[Given problem]: In the lines from the first one through the line with "x-tick-label: VII xyxy=(1824,1075,1901,1107)", swap "y-tick-label" for "y-axis-label" and leave everything else unchanged. Give back only those lines.

[Input data]:
%%
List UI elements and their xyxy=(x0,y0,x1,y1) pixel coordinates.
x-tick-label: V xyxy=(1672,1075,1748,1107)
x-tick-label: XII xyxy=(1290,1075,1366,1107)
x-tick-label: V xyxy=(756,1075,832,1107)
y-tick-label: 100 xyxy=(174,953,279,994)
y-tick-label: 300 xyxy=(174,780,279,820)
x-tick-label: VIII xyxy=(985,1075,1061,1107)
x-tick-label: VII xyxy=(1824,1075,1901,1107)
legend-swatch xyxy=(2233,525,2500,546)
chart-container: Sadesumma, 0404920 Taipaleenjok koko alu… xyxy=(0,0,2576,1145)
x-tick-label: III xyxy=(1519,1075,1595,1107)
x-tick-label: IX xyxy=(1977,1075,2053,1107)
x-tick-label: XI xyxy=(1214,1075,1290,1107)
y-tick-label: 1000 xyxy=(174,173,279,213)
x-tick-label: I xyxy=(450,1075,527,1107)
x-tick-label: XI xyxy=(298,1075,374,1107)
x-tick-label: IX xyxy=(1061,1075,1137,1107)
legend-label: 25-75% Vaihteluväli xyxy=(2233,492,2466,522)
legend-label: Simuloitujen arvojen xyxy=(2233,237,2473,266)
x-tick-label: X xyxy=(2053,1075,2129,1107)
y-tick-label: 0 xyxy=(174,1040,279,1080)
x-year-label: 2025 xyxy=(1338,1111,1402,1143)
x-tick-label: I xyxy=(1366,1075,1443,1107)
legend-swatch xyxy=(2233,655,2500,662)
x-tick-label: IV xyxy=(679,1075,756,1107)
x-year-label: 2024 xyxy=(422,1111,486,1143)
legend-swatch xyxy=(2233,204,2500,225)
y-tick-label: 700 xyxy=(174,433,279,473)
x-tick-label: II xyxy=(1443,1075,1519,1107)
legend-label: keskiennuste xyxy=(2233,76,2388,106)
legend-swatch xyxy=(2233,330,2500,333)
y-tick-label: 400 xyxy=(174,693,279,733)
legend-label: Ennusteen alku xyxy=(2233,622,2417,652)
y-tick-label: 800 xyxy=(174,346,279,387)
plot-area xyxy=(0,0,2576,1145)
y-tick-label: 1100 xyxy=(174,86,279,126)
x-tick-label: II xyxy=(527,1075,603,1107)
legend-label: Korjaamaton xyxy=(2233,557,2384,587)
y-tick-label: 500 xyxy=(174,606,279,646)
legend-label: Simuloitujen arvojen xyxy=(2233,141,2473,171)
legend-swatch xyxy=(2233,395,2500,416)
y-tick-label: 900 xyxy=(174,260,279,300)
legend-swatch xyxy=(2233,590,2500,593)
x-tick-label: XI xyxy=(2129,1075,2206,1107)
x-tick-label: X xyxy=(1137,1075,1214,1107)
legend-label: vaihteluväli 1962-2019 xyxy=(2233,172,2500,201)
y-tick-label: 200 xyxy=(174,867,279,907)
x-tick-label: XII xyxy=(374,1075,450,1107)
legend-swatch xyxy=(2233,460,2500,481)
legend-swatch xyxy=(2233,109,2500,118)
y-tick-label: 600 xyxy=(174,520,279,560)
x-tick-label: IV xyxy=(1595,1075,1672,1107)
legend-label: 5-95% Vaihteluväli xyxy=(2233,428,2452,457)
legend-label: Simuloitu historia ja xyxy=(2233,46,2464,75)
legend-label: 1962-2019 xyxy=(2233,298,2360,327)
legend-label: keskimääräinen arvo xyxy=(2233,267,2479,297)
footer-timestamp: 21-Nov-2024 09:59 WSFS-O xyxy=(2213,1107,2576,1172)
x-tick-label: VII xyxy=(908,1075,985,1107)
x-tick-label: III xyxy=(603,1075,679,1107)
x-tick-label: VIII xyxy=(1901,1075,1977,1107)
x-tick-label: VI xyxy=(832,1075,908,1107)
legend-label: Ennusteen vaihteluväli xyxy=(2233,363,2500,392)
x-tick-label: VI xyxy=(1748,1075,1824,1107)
%%
[In response]:
List UI elements and their xyxy=(x0,y0,x1,y1) pixel coordinates.
x-tick-label: V xyxy=(1672,1075,1748,1107)
x-tick-label: XII xyxy=(1290,1075,1366,1107)
x-tick-label: V xyxy=(756,1075,832,1107)
y-axis-label: 100 xyxy=(174,953,279,994)
y-axis-label: 300 xyxy=(174,780,279,820)
x-tick-label: VIII xyxy=(985,1075,1061,1107)
x-tick-label: VII xyxy=(1824,1075,1901,1107)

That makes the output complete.